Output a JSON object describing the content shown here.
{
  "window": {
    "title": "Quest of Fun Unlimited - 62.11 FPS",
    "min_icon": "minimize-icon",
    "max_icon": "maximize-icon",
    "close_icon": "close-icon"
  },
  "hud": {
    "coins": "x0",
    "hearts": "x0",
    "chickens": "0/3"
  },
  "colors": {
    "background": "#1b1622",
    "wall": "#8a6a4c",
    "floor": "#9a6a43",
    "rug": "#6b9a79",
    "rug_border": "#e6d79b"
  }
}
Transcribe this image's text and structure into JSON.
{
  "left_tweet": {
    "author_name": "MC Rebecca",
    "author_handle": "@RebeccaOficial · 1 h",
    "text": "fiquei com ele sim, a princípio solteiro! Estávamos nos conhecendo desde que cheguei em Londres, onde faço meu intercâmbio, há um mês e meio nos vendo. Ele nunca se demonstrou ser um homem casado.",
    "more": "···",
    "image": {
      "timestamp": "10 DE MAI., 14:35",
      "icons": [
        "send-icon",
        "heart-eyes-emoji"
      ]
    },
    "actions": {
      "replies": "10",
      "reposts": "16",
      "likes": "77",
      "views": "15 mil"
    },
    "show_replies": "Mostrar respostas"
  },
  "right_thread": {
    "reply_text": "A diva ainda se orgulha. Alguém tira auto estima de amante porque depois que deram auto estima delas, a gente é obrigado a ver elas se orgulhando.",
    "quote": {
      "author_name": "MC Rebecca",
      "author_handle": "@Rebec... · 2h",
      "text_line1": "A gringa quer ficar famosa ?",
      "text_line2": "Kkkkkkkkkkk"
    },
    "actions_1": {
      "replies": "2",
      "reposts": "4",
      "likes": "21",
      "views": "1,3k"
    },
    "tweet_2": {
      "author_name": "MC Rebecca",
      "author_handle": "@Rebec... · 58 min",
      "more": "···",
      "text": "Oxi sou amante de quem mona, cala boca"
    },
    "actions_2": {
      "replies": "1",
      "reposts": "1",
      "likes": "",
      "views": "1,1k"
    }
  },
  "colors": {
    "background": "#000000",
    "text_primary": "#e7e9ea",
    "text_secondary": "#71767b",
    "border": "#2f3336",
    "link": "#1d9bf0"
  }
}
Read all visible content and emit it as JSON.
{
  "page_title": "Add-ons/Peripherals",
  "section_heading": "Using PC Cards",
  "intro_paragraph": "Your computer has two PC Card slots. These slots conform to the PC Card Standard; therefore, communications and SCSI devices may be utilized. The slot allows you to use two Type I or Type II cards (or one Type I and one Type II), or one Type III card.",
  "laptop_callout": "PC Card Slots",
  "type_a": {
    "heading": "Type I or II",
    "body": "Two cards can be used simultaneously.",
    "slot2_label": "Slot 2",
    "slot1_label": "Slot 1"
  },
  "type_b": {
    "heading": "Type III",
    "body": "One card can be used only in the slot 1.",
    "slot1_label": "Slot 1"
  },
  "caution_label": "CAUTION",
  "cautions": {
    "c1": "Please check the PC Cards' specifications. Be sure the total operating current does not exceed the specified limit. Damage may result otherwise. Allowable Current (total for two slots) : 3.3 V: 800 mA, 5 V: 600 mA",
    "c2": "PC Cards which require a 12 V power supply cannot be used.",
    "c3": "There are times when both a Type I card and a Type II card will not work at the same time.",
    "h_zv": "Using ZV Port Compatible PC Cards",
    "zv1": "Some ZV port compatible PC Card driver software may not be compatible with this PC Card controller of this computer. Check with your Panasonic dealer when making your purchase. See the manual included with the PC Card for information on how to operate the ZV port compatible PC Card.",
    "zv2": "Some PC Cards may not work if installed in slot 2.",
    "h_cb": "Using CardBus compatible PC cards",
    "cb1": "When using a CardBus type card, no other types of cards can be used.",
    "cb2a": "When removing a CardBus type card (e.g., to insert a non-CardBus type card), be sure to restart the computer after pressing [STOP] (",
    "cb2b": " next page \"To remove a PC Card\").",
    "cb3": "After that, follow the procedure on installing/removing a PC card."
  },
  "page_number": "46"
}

TASK: Copy every line in the entries above that has the string "computer" in it.

RESPONSE TO THE EXERCISE:
  "intro_paragraph": "Your computer has two PC Card slots. These slots conform to the PC Card Standard; therefore, communications and SCSI devices may be utilized. The slot allows you to use two Type I or Type II cards (or one Type I and one Type II), or one Type III card.",
    "zv1": "Some ZV port compatible PC Card driver software may not be compatible with this PC Card controller of this computer. Check with your Panasonic dealer when making your purchase. See the manual included with the PC Card for information on how to operate the ZV port compatible PC Card.",
    "cb2a": "When removing a CardBus type card (e.g., to insert a non-CardBus type card), be sure to restart the computer after pressing [STOP] (",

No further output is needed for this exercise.